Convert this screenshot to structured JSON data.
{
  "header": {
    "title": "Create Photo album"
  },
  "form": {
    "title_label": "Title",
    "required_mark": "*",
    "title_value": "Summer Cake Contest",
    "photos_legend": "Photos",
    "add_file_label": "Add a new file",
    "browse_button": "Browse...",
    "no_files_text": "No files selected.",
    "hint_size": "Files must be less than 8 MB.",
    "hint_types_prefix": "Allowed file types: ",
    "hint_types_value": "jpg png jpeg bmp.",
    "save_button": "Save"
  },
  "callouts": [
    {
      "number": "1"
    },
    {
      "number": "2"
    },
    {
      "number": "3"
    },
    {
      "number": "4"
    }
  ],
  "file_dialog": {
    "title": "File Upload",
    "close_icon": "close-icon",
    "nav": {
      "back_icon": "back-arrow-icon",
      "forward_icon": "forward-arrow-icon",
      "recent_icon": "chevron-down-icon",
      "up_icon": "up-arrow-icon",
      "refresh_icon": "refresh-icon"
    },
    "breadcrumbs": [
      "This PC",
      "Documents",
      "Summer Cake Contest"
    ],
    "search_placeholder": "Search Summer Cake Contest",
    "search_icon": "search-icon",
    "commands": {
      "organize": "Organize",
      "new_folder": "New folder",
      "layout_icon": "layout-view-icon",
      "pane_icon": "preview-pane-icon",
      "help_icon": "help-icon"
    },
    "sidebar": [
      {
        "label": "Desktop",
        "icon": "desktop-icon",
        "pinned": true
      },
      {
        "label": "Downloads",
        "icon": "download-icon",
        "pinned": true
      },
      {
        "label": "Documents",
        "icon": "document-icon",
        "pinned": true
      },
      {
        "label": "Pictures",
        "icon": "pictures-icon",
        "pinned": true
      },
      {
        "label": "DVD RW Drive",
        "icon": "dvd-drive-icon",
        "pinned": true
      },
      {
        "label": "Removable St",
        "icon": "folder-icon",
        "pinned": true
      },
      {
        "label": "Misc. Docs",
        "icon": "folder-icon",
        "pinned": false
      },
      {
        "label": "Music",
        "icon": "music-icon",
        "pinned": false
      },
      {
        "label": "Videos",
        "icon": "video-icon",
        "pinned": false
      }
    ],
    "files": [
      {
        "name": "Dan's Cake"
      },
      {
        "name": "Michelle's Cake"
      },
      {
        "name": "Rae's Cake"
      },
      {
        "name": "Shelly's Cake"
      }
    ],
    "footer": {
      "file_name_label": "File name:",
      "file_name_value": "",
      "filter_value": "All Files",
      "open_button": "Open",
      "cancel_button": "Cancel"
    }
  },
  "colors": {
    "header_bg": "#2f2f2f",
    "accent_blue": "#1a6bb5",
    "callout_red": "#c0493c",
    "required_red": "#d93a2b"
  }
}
☆ ☆ ☆ ☆
PROBLEM TO WORK ON: Considering only the records above, state the number of lines that include the word "Summer", with nothing added.

EXERCISE RESULT: 3